* [TASK DIRECTIONS]:
Answer with a single number: the count of lines that hold "document".

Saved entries
* BEGIN *
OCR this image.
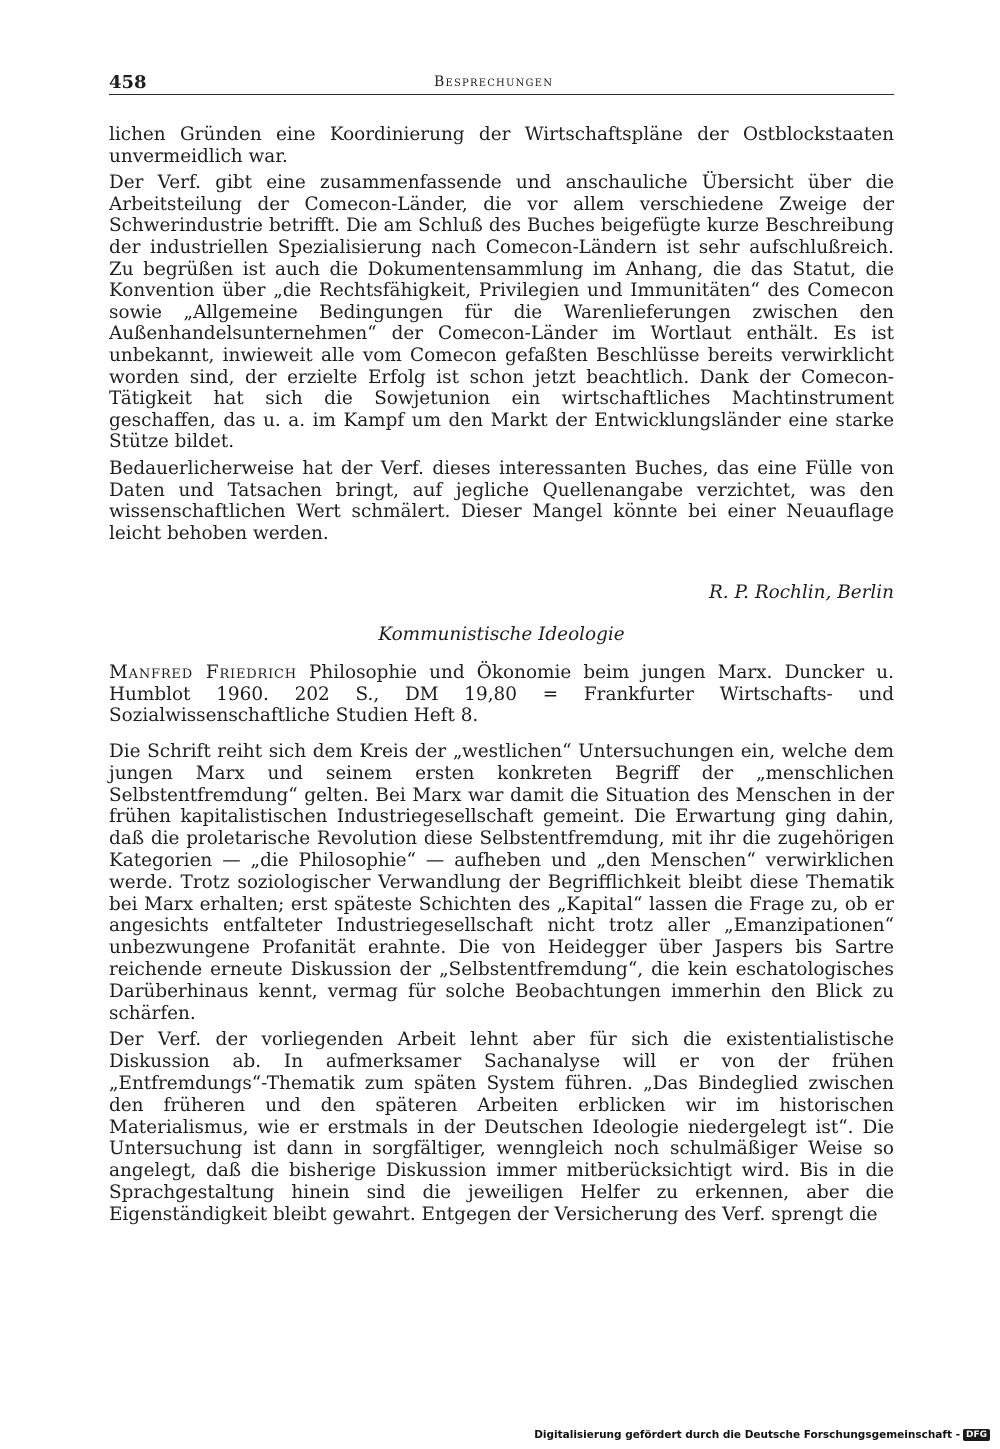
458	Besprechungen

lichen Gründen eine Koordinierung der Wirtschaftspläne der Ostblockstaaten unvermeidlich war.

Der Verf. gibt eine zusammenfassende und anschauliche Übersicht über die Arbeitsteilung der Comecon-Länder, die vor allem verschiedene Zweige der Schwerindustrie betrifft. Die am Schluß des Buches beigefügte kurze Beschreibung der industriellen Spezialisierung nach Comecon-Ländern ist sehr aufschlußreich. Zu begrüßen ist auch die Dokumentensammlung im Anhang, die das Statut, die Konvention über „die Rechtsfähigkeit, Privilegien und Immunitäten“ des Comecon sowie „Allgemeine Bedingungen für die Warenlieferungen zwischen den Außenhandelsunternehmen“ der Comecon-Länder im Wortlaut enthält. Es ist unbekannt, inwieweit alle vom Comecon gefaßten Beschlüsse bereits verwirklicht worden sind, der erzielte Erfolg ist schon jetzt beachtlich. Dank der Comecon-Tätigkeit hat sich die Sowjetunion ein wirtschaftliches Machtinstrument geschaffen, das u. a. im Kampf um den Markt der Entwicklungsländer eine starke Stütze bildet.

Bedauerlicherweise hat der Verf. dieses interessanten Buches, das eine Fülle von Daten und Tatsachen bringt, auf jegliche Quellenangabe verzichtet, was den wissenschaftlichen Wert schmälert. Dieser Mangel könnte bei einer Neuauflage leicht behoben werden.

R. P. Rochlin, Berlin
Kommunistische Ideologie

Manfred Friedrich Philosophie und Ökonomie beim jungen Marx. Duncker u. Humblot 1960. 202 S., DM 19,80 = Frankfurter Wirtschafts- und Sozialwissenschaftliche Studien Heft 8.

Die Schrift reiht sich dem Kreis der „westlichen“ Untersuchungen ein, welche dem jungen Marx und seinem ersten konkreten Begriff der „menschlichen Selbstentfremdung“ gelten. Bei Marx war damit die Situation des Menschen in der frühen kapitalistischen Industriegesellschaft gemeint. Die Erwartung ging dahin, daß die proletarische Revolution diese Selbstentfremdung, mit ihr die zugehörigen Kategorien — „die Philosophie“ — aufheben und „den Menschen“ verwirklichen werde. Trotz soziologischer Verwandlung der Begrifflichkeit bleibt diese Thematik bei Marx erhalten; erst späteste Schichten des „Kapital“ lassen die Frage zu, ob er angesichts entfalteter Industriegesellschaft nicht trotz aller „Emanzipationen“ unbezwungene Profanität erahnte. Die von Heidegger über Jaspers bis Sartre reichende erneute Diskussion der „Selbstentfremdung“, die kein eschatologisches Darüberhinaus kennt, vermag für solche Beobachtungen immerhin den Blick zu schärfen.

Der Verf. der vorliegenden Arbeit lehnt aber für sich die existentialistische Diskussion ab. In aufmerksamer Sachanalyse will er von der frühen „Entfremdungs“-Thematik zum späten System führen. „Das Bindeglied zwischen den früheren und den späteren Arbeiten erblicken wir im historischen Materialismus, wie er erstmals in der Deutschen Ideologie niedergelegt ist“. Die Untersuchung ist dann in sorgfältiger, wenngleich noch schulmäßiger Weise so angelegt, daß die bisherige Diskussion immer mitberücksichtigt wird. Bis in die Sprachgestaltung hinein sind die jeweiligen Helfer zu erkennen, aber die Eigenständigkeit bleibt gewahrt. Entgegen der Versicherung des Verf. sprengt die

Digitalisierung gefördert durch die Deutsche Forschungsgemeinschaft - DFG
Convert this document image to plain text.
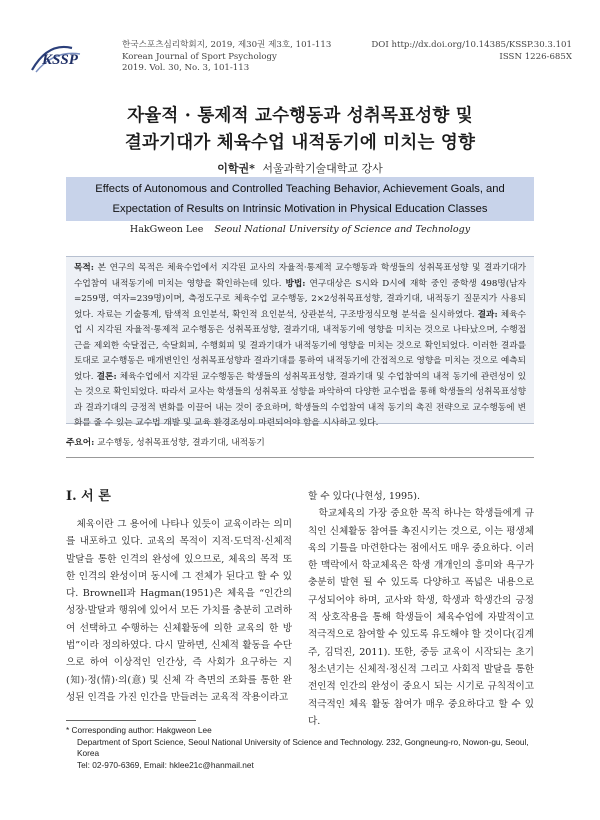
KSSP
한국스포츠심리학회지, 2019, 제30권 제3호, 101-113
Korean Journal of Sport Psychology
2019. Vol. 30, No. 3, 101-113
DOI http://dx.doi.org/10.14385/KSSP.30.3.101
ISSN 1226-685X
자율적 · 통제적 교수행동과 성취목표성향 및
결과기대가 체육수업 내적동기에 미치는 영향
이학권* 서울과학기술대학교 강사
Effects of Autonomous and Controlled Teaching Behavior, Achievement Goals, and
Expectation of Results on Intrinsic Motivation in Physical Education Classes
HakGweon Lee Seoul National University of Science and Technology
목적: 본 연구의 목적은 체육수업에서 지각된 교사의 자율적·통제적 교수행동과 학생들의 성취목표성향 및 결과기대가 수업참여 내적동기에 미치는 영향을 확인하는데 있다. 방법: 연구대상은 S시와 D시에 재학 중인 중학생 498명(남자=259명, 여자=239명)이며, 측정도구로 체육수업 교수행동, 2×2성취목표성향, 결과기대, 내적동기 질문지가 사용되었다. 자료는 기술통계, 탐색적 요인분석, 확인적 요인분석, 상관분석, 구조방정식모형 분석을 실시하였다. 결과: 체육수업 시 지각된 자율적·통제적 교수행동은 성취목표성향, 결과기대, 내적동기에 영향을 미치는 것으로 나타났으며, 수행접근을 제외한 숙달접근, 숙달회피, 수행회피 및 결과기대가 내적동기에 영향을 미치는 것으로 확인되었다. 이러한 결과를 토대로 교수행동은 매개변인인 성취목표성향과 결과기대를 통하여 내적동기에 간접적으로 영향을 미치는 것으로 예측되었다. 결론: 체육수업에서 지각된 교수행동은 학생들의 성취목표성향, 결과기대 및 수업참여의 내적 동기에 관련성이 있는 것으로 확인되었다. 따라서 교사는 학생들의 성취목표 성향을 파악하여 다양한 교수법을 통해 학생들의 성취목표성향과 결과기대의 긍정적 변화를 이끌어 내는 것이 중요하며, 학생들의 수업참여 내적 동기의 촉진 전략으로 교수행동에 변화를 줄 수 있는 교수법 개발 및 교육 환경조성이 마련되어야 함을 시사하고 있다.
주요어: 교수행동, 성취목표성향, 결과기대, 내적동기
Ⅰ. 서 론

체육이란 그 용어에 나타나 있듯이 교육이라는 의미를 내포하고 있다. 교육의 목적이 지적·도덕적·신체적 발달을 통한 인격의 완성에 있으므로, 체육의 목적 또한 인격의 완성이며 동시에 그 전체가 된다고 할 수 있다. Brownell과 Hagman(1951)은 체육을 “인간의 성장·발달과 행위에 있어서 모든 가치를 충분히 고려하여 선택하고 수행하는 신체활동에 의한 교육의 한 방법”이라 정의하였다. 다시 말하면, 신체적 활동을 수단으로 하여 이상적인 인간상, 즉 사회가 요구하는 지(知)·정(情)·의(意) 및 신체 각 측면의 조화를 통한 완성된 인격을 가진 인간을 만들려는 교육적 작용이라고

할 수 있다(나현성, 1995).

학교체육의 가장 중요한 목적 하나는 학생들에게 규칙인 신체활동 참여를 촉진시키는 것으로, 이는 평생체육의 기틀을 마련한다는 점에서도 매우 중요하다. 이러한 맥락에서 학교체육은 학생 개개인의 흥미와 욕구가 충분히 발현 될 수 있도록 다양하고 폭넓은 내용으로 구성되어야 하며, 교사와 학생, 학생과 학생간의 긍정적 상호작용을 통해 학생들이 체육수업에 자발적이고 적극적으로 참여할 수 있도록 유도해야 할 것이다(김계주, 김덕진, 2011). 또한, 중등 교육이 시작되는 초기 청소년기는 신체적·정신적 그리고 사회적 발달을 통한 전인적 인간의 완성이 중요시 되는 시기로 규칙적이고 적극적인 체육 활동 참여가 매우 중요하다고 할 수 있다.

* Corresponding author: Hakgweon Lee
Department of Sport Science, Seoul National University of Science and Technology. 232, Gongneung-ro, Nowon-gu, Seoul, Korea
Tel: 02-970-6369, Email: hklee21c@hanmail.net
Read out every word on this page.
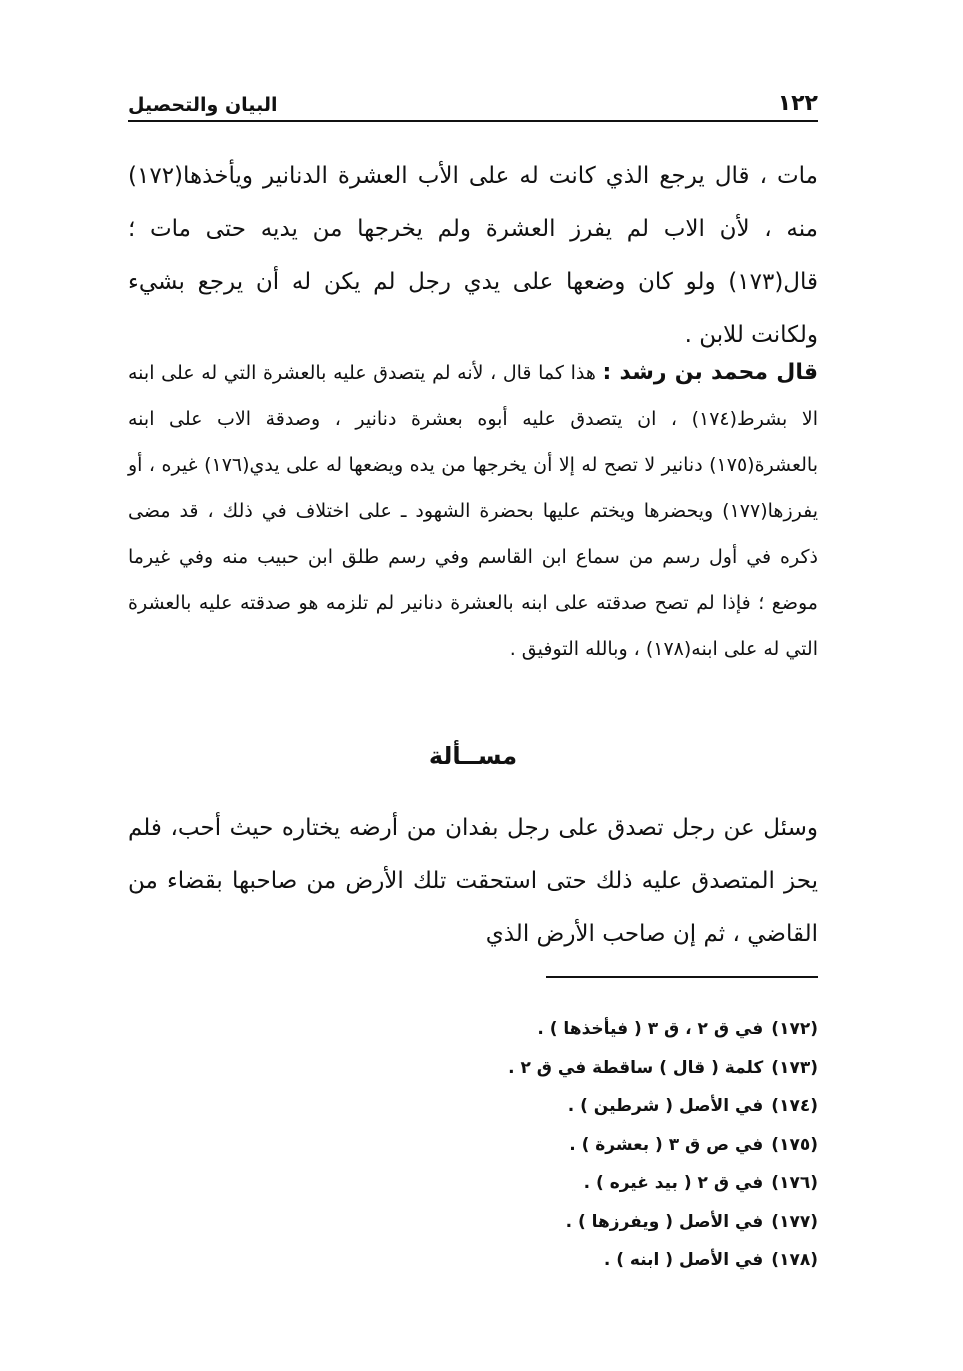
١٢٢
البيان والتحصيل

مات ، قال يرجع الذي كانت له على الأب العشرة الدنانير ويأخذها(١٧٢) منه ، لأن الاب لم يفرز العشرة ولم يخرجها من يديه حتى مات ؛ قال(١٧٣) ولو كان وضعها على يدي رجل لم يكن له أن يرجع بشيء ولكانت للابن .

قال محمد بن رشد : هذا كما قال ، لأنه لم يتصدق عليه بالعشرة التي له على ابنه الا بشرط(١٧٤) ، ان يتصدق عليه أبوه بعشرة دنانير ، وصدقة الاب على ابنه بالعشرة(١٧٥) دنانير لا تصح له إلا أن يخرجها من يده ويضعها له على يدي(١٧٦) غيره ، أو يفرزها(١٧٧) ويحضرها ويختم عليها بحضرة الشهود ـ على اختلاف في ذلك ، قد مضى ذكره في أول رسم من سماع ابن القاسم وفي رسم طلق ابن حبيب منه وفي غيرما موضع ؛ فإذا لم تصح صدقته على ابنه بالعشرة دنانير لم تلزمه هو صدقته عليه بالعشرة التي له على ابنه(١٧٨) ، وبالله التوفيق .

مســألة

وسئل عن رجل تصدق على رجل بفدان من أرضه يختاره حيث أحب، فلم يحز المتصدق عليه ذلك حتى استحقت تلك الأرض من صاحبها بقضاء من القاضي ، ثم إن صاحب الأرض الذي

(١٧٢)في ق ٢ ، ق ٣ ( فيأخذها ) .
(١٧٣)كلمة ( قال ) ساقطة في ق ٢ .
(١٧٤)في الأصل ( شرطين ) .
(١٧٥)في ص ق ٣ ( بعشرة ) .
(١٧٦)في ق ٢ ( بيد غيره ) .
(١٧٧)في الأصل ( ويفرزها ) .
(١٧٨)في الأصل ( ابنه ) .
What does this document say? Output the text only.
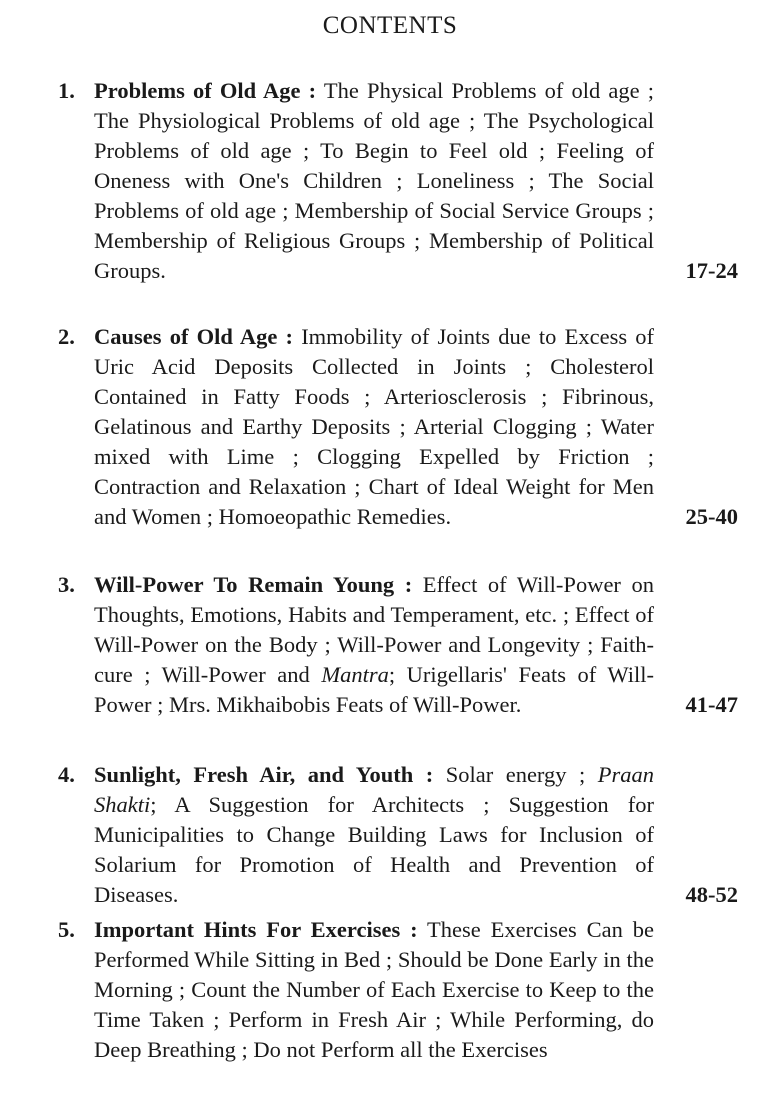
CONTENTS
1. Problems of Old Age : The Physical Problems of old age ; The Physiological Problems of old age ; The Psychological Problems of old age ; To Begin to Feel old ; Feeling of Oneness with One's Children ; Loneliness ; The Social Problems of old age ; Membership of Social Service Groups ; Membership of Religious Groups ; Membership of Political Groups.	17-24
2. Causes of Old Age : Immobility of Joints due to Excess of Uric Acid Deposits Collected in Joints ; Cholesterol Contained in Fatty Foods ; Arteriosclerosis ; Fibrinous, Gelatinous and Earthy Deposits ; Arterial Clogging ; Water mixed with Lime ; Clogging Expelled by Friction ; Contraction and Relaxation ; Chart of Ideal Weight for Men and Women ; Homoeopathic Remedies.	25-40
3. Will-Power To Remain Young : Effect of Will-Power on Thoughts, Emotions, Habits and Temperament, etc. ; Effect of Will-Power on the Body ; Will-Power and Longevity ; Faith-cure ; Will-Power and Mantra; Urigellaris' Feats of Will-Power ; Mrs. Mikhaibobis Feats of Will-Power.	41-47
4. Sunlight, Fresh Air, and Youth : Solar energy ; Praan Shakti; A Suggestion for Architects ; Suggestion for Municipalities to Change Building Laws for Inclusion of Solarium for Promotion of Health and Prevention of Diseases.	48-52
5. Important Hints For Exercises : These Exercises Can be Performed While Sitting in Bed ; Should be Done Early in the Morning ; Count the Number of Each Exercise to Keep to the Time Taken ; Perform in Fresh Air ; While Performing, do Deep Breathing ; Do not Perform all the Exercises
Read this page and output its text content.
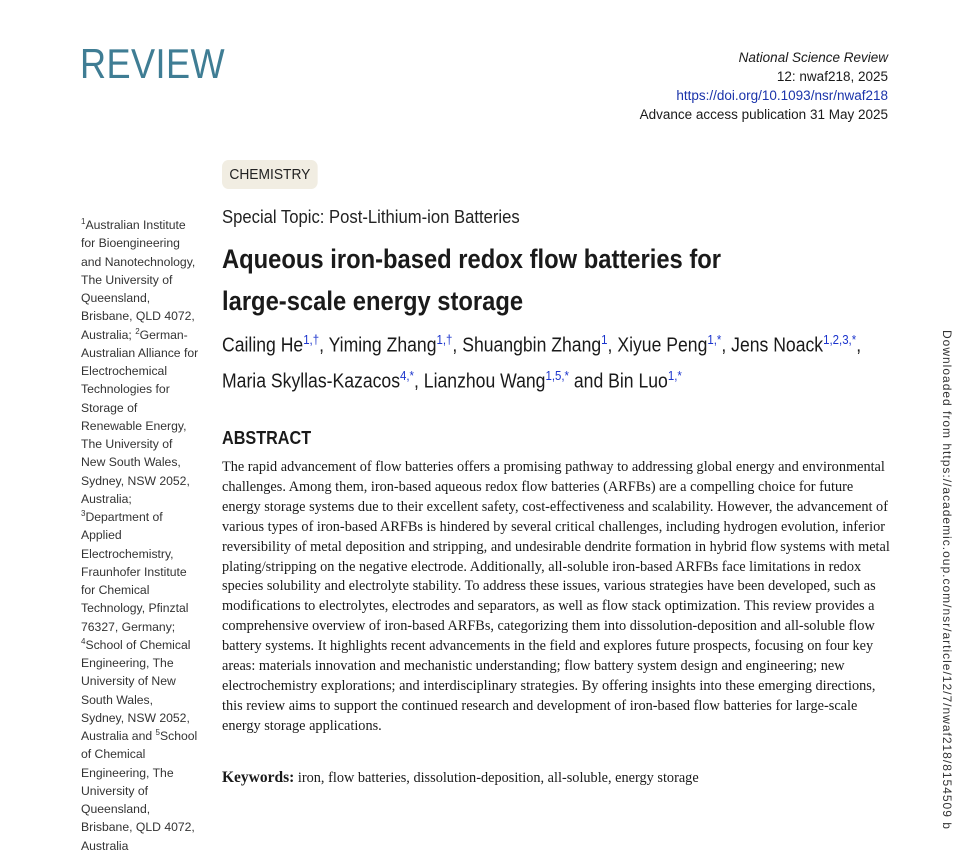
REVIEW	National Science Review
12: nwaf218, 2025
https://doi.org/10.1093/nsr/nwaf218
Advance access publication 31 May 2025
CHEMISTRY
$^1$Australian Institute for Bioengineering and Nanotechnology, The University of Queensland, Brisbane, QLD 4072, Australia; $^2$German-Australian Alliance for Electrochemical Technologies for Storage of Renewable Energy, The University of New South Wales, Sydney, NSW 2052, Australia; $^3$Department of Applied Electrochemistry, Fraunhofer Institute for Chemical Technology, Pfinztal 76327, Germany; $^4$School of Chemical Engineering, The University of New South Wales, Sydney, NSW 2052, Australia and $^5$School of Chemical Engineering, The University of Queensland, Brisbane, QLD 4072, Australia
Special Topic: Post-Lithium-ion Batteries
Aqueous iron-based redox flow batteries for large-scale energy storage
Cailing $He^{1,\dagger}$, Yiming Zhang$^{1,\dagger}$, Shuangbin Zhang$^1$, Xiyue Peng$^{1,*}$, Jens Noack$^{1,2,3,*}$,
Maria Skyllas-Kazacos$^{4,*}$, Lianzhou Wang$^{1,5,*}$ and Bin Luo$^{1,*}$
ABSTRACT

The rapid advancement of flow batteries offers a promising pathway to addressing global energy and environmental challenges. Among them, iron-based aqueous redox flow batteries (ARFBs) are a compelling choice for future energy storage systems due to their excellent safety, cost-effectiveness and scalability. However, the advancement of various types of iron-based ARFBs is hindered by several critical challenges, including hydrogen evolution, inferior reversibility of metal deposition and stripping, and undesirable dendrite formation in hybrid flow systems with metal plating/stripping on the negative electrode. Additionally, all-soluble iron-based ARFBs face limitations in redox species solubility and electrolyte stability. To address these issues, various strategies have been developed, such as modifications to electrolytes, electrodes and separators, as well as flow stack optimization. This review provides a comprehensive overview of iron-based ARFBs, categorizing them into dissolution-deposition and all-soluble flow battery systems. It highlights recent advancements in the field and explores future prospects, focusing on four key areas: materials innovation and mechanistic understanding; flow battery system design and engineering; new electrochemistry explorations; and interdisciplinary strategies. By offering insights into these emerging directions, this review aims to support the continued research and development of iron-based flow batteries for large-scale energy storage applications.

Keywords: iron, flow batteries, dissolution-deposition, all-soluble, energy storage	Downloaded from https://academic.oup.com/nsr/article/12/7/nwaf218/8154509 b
* END *
* [SOLUTION]:
2